• SUPPLIED TEXT:
Segment Open

With the latest earnings results, the varied strategies and performance of the remaining — and transformed — wirehouse firms are becoming clearer though not entirely consistent.
And, recruiting wars and revised retention deals are playing a very significant role, experts say.
"Deals are pretty good these days, and brokers are really paying attention," says Carri Degenhardt-Burke of Degenhardt Consulting in Jersey City, N.J. "The upfront packages are going from about 85 to 145 percent of yearly production. This is decent, and near where we were last year – though the upfront bonus went as high as 160 percent in 2009."
There are a lot of bogies in the back, meaning packages that total 165 percent to 330 percent, she explains. "For larger advisors, they always want to listen to those offering 330 percent, and this size deal increases the odds that an advisor will move to a rival firm offering that," adds Degenhardt-Burke.

Segment Closed

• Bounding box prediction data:

Segment Open

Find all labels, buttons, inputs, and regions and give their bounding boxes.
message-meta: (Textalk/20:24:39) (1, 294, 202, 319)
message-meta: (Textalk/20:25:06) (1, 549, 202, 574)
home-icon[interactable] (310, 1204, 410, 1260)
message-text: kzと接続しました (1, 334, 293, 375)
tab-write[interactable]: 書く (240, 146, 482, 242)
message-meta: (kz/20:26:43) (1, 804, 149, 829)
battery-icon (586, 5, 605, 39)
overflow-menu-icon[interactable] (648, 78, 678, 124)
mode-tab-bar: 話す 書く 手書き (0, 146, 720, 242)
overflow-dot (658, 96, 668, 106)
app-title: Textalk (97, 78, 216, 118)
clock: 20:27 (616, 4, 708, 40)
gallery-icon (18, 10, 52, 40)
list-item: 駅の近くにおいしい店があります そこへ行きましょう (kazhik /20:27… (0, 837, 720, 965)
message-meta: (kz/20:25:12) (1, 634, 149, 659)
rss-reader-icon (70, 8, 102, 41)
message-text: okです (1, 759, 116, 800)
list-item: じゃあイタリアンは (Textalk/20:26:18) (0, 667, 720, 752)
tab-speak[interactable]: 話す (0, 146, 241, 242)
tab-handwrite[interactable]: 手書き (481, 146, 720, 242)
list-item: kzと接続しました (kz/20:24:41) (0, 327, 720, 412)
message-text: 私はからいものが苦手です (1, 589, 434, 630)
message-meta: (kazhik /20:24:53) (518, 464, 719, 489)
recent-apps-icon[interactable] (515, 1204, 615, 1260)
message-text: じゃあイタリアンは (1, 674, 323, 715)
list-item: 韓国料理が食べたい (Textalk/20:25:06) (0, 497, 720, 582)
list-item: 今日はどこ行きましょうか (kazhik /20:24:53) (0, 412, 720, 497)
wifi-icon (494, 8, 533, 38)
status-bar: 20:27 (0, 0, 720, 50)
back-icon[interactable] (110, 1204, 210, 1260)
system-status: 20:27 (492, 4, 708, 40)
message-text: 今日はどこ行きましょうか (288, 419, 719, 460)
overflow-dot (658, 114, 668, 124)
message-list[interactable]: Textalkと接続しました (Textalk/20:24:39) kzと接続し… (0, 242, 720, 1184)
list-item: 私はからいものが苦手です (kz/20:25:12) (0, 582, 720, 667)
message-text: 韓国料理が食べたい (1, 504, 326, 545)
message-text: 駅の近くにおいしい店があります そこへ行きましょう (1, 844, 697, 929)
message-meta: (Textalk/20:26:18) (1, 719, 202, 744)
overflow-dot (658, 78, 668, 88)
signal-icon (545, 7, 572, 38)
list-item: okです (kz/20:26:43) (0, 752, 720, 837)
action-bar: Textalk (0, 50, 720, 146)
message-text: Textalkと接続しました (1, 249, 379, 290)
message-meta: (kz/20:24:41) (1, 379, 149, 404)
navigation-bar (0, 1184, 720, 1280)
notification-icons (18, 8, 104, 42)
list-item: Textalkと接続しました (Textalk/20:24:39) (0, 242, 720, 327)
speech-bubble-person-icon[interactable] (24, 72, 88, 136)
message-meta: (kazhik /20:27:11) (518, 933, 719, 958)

Segment Closed

• EXERCISE GOAL: List each distinct percentage figure that appears in the text about wirehouse recruiting deals.

• TASK OUTPUT: 85 percent, 145 percent, 160 percent, 165 percent, 330 percent